*AIM OF THE EXERCISE:* Find each line holding the word "Concentration" and give the total alone.

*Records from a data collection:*

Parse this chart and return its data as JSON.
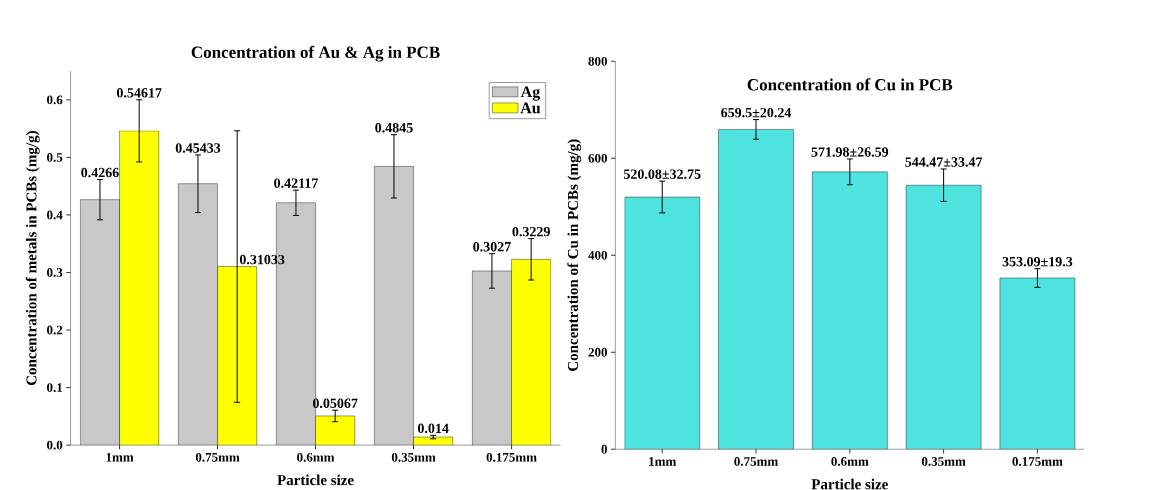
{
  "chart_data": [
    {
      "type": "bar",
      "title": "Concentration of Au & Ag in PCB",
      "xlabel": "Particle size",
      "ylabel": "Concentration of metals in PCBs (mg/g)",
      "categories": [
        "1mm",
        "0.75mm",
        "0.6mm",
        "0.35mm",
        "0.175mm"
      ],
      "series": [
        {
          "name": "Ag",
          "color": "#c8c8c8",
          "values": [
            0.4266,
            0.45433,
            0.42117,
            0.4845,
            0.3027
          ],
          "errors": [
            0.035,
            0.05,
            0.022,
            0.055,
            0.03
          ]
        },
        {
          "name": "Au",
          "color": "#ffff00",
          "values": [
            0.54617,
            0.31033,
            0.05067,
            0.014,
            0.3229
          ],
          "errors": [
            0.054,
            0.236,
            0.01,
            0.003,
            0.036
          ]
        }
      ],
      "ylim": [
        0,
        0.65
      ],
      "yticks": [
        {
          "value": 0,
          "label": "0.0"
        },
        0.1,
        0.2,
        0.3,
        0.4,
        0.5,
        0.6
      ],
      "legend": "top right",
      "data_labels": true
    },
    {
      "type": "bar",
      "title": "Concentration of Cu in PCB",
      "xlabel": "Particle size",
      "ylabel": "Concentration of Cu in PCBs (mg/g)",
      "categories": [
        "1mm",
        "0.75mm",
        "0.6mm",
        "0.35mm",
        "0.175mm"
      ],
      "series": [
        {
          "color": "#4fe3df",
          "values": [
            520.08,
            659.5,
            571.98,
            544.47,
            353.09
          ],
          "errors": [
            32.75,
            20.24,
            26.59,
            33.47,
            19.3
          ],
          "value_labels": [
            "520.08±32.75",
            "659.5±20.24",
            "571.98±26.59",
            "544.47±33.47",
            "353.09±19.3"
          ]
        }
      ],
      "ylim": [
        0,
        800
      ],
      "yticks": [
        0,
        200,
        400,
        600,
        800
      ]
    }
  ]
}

*ANSWER TO THE TASK:* 4